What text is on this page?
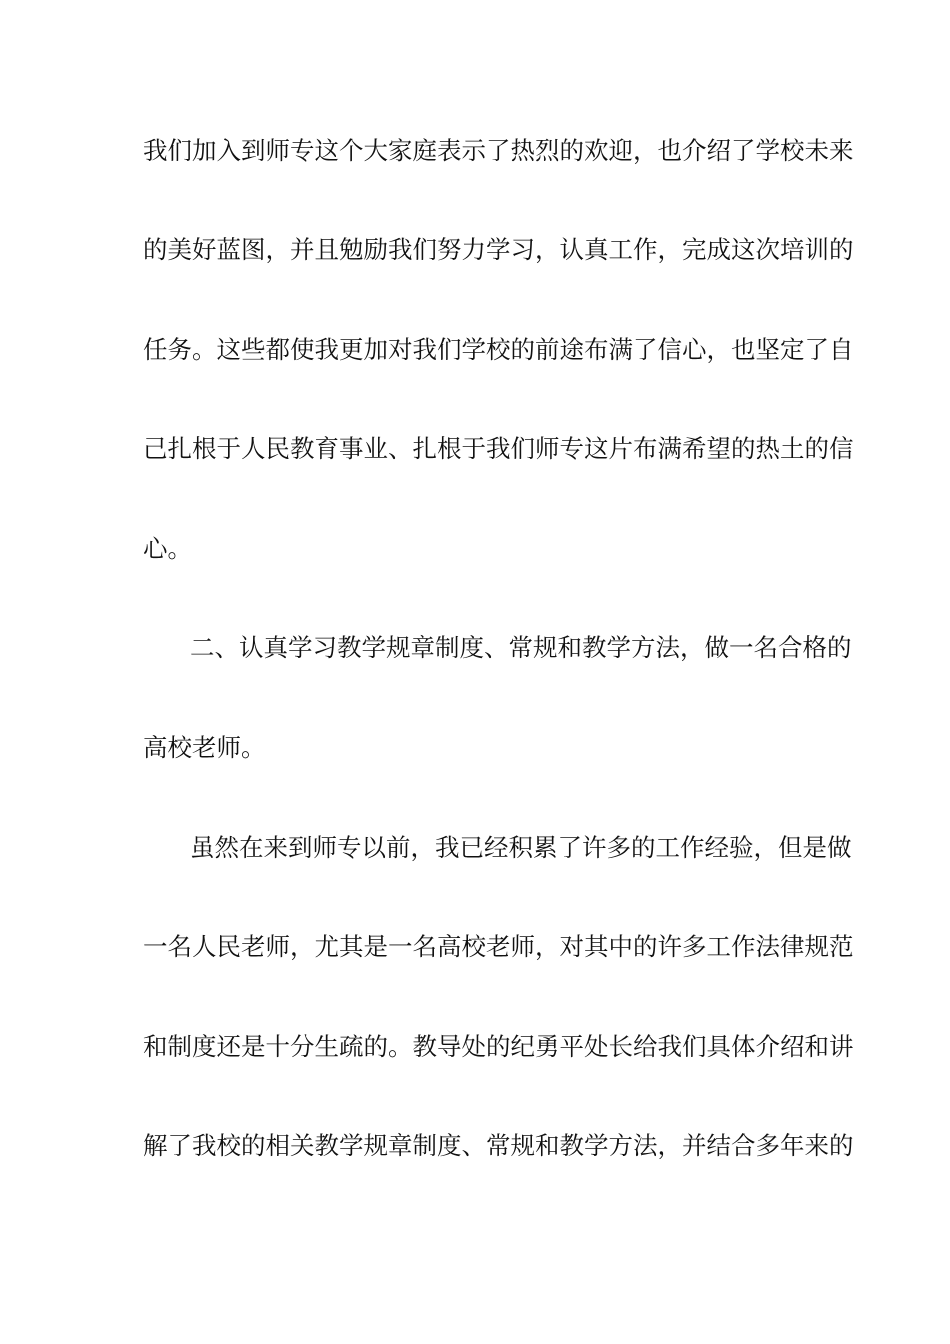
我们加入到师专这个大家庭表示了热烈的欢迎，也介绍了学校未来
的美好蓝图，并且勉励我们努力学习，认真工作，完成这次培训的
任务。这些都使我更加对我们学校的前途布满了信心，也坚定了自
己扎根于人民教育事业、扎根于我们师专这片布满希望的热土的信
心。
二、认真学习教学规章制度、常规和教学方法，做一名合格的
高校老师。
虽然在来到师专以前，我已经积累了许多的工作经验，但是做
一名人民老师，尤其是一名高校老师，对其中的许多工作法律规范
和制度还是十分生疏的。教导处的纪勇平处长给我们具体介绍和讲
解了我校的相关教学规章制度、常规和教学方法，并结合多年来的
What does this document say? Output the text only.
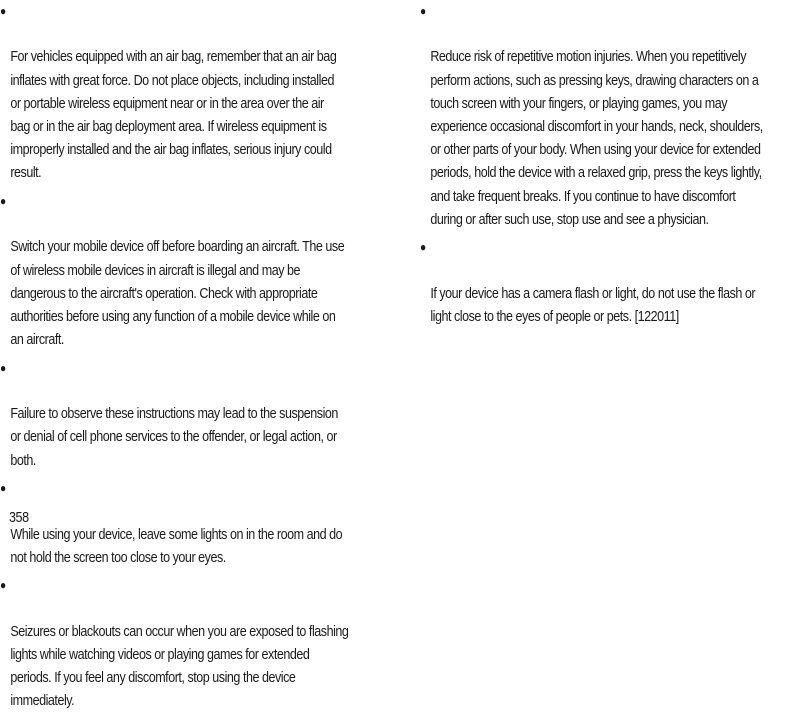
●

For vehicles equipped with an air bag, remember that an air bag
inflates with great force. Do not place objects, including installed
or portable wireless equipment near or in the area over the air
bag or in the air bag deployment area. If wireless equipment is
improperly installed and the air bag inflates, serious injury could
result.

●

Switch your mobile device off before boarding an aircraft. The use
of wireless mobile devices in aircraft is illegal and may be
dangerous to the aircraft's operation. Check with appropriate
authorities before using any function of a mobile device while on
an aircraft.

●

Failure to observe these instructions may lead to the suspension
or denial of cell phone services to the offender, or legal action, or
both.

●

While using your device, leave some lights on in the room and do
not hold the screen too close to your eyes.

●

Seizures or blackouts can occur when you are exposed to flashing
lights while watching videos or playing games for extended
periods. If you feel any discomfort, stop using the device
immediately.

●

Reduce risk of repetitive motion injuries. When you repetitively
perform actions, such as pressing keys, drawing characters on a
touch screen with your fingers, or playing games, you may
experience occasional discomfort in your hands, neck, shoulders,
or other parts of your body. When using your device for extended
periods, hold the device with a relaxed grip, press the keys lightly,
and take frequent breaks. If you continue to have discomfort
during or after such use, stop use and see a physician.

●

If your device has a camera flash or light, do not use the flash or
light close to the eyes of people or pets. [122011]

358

WHAT YOU ARE ASKED TO DO
Among the entries above, how many lines include the word "inflates"? Reply with the number only.

COMPLETED TASK
2